SOURCE DATA =
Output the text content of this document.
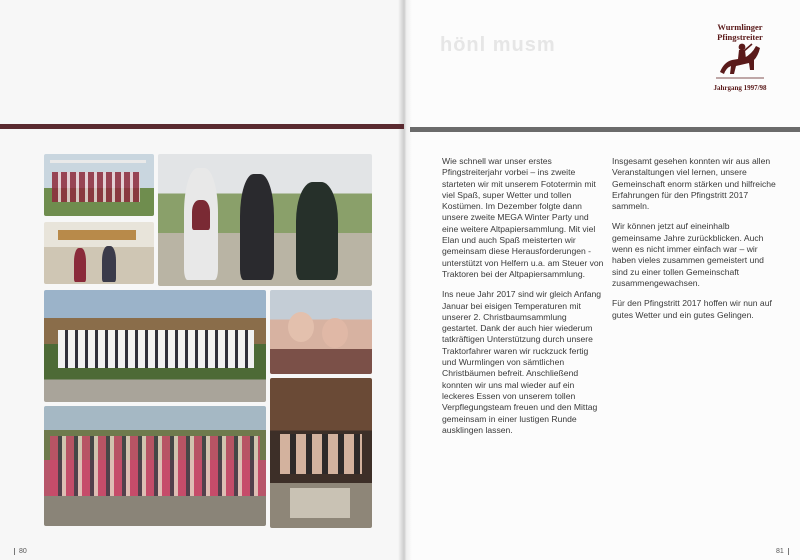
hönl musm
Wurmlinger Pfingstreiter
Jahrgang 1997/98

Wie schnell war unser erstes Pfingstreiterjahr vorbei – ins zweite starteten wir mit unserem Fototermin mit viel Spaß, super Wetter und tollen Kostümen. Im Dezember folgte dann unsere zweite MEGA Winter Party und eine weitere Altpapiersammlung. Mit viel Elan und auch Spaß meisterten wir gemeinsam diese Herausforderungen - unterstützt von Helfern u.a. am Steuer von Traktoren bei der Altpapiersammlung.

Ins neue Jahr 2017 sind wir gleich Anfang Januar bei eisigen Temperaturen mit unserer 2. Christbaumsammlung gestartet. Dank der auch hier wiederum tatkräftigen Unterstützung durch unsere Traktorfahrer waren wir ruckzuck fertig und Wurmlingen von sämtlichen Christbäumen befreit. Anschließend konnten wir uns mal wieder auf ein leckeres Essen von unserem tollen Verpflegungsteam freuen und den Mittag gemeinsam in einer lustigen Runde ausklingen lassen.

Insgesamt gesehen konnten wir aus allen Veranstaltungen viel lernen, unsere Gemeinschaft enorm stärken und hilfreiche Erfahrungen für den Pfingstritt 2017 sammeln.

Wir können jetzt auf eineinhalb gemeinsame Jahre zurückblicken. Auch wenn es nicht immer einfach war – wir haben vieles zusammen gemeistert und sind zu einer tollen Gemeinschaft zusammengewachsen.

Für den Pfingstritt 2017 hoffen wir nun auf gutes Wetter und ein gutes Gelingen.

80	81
...
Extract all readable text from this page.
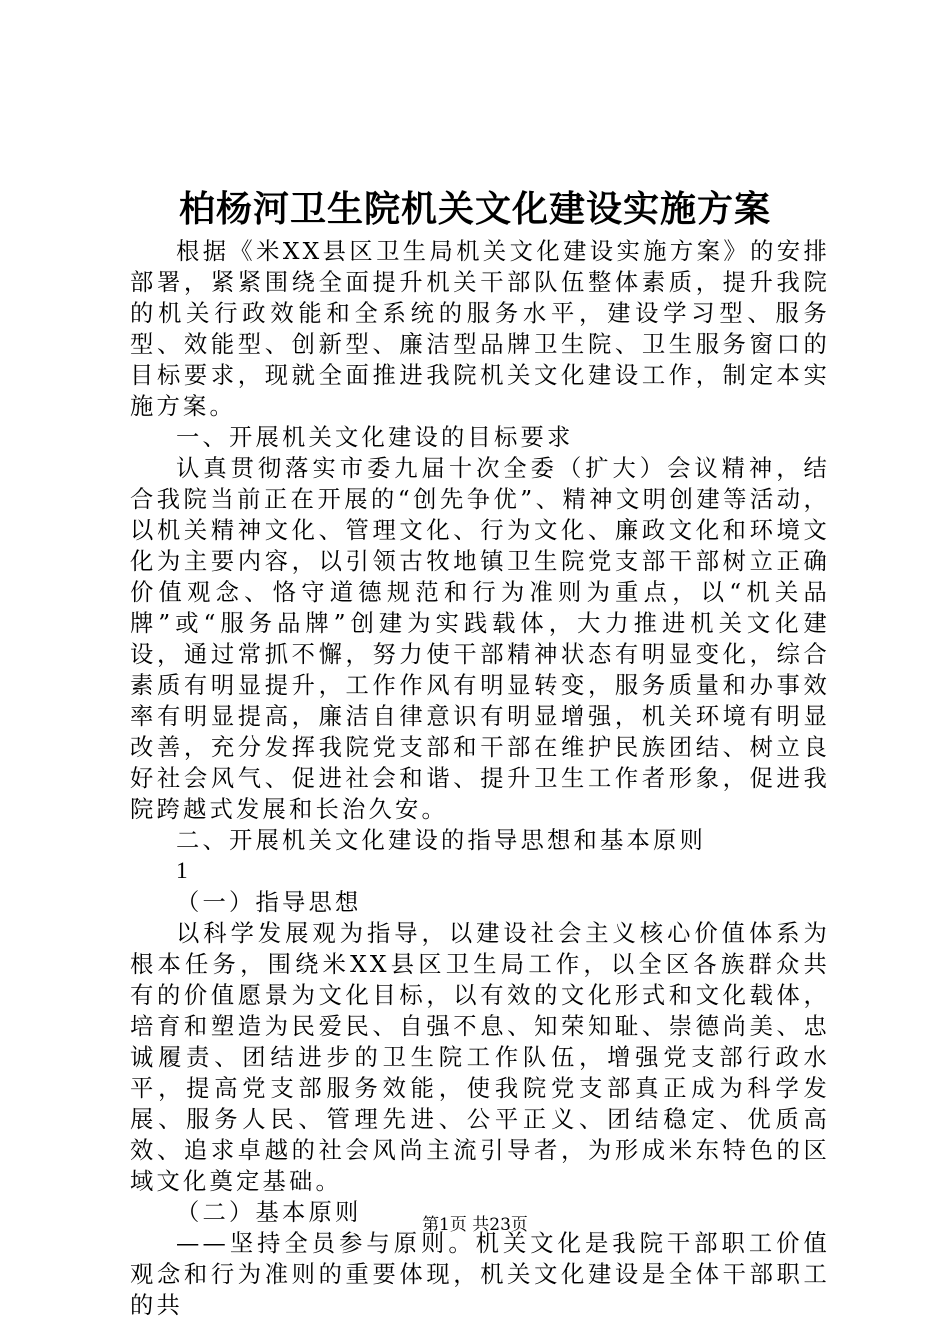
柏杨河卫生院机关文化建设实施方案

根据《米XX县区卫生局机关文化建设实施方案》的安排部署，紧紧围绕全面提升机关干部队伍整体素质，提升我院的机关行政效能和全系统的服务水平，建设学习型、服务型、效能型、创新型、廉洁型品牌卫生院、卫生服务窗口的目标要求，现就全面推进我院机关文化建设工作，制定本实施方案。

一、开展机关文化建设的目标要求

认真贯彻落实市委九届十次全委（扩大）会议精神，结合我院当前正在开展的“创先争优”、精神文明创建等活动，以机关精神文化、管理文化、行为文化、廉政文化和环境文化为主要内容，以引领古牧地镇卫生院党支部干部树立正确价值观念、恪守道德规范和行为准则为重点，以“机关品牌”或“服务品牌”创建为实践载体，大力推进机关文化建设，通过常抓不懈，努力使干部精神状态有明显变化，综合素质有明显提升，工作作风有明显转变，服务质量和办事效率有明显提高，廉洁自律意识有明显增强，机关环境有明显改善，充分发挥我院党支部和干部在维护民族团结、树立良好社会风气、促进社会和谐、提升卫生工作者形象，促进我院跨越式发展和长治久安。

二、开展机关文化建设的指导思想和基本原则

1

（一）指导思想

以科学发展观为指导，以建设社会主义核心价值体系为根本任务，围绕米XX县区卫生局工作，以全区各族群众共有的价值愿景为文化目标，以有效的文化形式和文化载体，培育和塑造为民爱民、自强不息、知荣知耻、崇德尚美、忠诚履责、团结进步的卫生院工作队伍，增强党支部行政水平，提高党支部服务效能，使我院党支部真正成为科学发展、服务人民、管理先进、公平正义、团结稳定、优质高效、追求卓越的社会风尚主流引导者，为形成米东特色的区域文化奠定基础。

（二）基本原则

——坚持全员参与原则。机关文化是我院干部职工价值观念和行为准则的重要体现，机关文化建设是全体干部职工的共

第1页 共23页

TASK GOAL = State how many lines of the records above contain the word "einer", and give only that number.

FINAL RESULT = 2